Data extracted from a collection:
----------

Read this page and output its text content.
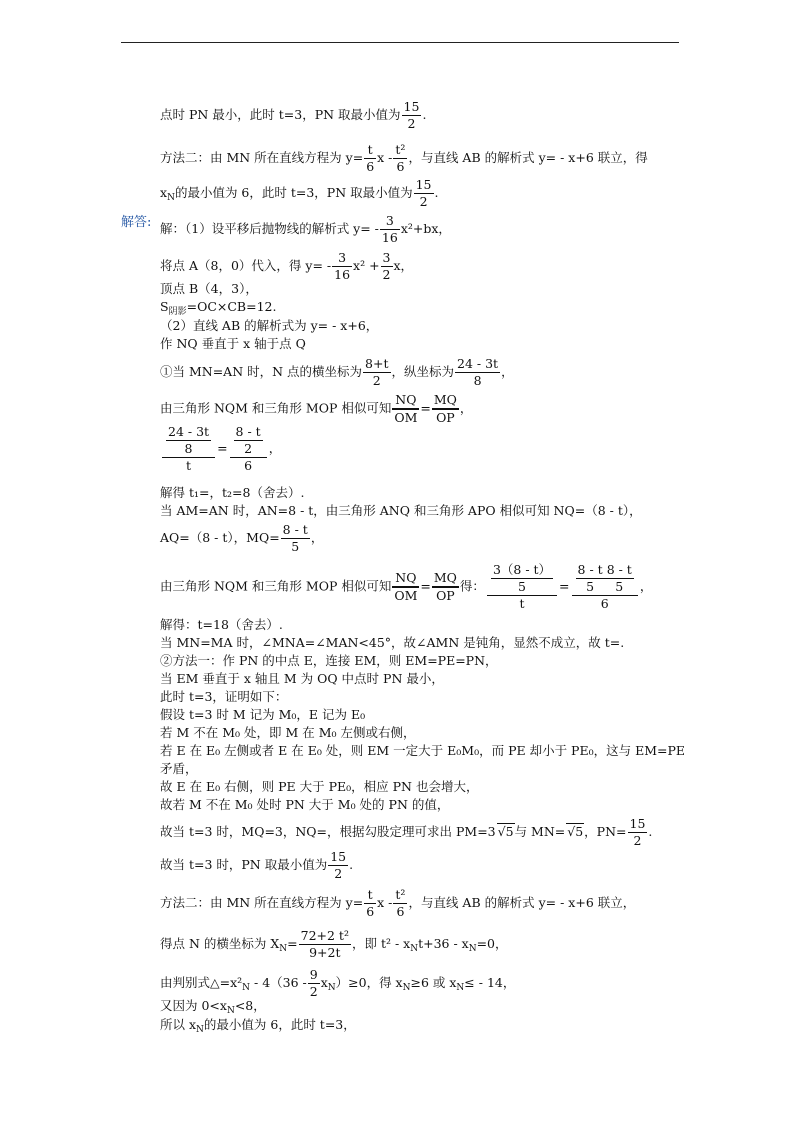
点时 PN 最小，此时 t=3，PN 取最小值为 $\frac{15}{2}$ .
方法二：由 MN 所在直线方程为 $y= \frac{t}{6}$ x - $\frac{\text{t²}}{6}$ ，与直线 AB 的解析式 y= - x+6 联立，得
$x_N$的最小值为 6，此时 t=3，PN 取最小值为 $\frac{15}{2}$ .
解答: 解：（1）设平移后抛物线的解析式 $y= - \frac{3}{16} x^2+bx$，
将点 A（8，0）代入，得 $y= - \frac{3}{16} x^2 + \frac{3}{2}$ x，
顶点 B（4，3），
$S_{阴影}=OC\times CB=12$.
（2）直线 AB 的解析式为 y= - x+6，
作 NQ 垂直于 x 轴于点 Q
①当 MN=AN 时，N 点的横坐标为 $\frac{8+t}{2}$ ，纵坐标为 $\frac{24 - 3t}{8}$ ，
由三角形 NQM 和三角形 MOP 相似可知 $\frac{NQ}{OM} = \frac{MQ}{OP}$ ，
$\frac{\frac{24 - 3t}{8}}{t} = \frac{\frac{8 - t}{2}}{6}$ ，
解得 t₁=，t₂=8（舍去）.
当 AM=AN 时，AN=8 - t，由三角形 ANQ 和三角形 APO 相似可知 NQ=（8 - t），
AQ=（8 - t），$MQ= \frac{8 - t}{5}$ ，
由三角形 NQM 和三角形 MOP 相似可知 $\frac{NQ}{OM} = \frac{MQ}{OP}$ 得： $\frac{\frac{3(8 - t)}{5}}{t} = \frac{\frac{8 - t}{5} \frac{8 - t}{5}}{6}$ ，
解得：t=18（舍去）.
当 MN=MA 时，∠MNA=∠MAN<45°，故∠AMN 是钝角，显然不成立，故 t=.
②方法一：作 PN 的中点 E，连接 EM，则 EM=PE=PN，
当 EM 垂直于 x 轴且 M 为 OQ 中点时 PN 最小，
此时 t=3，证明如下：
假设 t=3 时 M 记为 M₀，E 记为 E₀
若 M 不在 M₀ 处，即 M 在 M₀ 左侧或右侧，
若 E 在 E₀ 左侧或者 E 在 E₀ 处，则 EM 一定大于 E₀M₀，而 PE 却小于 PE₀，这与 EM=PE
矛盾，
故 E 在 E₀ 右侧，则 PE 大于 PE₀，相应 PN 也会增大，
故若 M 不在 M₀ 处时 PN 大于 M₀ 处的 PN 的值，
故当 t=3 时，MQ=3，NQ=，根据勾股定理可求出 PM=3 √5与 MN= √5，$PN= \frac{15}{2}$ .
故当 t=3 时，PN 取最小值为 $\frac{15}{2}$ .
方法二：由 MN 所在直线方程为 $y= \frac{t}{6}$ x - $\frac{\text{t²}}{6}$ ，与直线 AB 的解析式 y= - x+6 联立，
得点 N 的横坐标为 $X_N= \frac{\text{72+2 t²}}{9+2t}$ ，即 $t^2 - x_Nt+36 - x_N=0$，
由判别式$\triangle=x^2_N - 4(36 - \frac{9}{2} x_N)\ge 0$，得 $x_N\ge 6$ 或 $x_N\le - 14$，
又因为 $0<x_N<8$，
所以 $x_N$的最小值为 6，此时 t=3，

----------

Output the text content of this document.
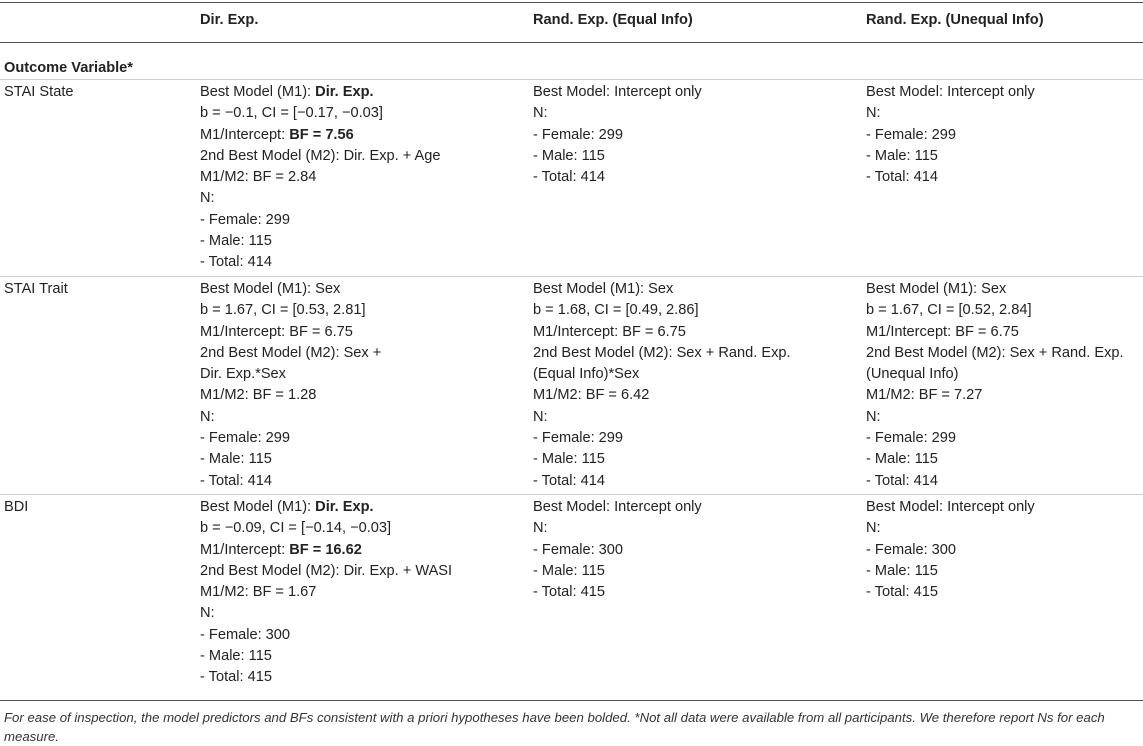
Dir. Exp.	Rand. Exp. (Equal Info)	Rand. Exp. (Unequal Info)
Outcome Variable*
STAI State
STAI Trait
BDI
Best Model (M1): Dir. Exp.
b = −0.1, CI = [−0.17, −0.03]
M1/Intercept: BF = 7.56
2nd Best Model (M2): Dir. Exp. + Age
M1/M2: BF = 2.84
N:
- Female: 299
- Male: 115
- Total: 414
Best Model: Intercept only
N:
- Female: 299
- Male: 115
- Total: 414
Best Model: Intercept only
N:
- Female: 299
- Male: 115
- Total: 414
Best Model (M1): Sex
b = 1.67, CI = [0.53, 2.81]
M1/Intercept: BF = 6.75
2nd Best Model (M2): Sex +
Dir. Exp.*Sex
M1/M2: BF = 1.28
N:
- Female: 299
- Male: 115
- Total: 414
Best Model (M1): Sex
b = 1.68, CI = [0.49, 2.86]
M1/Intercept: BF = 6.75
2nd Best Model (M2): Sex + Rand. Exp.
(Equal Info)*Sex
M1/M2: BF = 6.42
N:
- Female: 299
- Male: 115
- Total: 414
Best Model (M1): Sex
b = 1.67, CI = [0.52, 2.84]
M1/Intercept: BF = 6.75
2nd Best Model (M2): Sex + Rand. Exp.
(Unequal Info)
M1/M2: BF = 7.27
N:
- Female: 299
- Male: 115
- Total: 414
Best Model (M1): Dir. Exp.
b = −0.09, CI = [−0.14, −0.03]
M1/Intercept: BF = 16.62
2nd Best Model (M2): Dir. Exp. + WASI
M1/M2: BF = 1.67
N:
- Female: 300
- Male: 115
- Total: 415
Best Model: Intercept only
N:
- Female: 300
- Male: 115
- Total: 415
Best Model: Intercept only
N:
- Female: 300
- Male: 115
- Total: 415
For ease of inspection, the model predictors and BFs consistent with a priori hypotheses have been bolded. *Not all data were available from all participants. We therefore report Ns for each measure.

----------

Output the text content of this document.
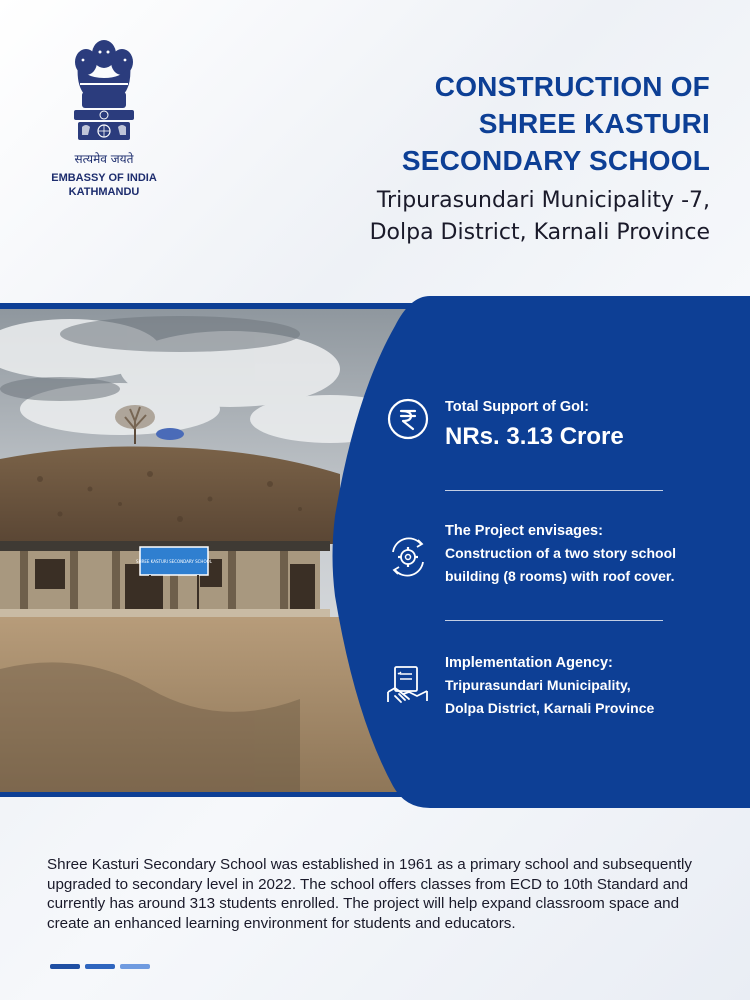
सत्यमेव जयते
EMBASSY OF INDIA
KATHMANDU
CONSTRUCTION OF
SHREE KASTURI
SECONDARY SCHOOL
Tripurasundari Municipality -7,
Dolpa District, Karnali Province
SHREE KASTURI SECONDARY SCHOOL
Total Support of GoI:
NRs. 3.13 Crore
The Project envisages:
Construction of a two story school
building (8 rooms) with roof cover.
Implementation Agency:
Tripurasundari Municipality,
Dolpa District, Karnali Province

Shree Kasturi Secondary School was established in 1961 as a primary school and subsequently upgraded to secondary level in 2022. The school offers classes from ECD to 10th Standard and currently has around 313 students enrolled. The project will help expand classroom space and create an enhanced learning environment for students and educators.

----------

What to produce:
State only how many lines in the material include "Municipality".

Response to this task:
2